(Data extracted from a collection)

□ □ □

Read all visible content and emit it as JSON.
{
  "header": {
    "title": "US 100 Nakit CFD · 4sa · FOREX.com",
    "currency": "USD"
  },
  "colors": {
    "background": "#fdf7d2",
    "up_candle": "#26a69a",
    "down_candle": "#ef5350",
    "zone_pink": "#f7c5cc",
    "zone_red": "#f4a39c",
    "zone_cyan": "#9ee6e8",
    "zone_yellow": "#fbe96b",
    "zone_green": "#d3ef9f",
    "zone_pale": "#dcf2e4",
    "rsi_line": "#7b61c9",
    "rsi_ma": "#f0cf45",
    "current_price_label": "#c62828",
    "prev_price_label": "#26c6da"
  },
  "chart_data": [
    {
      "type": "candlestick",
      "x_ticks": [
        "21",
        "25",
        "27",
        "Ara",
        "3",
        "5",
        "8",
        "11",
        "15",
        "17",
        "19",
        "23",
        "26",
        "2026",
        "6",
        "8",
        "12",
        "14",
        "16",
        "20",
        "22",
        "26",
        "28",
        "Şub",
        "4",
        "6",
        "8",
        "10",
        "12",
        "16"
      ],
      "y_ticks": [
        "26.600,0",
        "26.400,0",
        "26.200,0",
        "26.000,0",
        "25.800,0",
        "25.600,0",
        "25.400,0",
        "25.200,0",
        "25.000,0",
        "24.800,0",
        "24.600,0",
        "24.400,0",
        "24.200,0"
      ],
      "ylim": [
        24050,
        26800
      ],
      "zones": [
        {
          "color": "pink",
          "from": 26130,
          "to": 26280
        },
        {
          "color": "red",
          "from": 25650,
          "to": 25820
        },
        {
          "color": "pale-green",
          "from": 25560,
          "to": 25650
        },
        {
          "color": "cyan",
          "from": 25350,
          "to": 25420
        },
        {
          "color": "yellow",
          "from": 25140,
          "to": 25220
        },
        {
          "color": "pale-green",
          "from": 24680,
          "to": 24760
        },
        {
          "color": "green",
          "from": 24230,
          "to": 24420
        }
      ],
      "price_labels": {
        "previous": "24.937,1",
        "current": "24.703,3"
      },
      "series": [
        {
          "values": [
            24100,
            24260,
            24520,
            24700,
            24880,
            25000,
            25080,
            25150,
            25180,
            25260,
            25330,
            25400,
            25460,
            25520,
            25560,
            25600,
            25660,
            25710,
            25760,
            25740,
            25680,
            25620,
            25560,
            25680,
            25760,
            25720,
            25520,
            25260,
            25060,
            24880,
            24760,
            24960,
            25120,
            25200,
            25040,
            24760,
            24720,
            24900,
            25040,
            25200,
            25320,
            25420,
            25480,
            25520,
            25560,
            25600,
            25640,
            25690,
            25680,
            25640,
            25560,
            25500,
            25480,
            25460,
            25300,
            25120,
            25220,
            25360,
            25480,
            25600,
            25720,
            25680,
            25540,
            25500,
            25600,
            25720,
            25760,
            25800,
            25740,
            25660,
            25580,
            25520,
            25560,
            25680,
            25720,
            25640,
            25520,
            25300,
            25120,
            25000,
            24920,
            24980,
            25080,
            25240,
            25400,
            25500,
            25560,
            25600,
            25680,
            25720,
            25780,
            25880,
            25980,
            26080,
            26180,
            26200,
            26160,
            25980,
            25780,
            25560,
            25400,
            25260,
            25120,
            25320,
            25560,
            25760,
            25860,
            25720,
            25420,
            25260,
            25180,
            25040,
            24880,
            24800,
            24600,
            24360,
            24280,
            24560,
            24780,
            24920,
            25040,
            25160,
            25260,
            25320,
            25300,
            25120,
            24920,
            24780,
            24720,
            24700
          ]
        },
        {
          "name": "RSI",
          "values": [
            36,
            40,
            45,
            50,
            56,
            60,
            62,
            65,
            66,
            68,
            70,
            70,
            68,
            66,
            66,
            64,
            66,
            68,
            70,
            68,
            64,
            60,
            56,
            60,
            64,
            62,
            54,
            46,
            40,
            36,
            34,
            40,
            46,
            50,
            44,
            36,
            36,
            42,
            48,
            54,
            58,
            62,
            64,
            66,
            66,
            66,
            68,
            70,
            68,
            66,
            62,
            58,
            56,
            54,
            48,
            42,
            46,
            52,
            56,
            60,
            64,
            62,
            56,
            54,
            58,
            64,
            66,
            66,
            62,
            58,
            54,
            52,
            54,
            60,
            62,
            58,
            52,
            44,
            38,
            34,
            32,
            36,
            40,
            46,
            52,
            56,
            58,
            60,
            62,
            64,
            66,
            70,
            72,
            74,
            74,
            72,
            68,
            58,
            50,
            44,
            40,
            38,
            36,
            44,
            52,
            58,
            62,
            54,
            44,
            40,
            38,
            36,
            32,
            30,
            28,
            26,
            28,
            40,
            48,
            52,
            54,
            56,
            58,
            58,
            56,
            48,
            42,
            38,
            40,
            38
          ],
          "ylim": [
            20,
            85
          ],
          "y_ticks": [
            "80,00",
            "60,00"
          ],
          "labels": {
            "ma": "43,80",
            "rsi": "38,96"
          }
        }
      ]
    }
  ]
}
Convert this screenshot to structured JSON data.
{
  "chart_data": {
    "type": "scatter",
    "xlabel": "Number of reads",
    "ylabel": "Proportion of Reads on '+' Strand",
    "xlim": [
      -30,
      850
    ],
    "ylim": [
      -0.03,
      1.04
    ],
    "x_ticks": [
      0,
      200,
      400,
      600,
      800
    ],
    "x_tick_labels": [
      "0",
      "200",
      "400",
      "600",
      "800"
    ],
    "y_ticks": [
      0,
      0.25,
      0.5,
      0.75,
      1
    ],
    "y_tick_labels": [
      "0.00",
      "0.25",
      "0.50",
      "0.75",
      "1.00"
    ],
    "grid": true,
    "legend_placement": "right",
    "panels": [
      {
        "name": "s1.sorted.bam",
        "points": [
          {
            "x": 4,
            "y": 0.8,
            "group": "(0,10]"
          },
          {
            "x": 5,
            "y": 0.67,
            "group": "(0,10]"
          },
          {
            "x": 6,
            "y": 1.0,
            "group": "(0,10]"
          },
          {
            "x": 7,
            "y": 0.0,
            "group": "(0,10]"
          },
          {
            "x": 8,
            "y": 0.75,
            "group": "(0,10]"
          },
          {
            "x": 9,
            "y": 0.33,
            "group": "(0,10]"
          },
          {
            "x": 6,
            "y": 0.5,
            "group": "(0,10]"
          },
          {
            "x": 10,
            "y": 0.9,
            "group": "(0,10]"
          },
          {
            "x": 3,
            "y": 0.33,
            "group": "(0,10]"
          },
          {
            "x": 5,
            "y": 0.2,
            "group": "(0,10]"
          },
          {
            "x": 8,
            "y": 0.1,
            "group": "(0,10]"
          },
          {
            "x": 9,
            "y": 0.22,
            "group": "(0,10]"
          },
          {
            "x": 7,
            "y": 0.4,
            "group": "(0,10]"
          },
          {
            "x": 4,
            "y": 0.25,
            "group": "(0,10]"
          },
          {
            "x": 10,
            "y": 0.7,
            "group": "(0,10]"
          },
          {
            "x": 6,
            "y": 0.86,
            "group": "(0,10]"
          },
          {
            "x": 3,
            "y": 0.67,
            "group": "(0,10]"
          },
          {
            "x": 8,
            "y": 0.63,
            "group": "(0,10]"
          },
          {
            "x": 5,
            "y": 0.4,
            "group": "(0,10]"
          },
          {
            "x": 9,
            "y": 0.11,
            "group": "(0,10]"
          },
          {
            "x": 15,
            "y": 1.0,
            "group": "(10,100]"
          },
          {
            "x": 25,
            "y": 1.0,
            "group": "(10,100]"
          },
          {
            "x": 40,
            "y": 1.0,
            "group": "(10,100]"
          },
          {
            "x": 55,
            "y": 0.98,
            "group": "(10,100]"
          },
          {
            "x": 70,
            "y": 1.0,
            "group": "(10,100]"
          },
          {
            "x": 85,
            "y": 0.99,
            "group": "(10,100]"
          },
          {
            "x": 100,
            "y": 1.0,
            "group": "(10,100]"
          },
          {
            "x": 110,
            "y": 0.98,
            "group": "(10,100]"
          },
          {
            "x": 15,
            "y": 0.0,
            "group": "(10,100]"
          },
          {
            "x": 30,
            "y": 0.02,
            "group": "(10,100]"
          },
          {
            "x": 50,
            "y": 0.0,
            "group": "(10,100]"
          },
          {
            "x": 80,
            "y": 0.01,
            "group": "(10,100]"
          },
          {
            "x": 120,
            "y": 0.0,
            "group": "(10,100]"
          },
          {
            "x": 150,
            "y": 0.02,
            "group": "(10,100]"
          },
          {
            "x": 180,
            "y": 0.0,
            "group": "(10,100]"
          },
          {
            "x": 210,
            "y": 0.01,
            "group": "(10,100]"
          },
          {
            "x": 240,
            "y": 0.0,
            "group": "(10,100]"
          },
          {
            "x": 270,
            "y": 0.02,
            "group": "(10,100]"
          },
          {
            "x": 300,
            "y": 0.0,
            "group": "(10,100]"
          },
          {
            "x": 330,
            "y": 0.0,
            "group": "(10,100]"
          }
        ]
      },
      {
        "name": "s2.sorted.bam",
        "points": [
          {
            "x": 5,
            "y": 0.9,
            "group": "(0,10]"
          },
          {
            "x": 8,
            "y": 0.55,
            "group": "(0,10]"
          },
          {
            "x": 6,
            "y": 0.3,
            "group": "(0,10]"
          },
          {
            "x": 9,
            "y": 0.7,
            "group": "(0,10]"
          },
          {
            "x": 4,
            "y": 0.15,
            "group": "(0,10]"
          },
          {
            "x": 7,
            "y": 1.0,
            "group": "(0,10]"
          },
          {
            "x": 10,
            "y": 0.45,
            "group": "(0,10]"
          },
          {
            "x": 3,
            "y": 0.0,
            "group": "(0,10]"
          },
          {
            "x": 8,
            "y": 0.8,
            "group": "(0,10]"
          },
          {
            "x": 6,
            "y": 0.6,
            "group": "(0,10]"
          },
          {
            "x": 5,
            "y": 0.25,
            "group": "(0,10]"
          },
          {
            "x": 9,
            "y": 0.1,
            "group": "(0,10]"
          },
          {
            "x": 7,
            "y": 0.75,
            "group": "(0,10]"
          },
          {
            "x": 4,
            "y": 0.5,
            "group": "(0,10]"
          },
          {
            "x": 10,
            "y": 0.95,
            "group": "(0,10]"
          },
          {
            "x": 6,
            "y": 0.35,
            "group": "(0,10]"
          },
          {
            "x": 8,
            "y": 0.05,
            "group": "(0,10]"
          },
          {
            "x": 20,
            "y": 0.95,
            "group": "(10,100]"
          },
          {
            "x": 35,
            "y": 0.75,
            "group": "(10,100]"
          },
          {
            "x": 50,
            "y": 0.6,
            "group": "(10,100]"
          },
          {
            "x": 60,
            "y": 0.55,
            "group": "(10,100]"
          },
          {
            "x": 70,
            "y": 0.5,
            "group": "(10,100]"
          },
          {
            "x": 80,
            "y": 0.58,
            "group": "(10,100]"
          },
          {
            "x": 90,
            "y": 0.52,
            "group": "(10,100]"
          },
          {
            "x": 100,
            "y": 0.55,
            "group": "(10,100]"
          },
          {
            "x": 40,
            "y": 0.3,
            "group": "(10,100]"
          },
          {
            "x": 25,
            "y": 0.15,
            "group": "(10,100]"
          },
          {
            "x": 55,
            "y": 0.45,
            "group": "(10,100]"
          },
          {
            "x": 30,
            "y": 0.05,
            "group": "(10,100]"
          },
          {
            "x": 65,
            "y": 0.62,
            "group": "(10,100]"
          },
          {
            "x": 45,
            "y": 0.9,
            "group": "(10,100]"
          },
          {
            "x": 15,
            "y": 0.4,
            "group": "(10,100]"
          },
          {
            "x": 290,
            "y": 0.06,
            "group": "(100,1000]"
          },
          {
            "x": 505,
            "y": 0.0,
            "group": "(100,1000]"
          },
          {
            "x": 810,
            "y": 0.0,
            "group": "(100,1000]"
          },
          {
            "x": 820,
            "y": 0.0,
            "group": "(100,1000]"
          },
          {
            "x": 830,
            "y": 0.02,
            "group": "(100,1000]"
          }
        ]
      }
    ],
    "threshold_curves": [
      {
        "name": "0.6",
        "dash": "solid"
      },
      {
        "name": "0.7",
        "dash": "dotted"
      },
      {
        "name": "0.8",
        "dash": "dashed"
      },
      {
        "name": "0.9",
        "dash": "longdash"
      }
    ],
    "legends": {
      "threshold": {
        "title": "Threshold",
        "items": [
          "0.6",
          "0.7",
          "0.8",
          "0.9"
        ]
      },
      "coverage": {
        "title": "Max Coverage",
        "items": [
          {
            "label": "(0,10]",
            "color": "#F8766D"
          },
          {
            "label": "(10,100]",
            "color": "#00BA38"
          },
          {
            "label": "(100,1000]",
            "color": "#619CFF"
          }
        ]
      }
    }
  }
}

□ □ □

Set exercise: Show all lines from the listing above in which "name" appears.

Reply:
          "name": "RSI",
        "name": "s1.sorted.bam",
        "name": "s2.sorted.bam",
        "name": "0.6",
        "name": "0.7",
        "name": "0.8",
        "name": "0.9",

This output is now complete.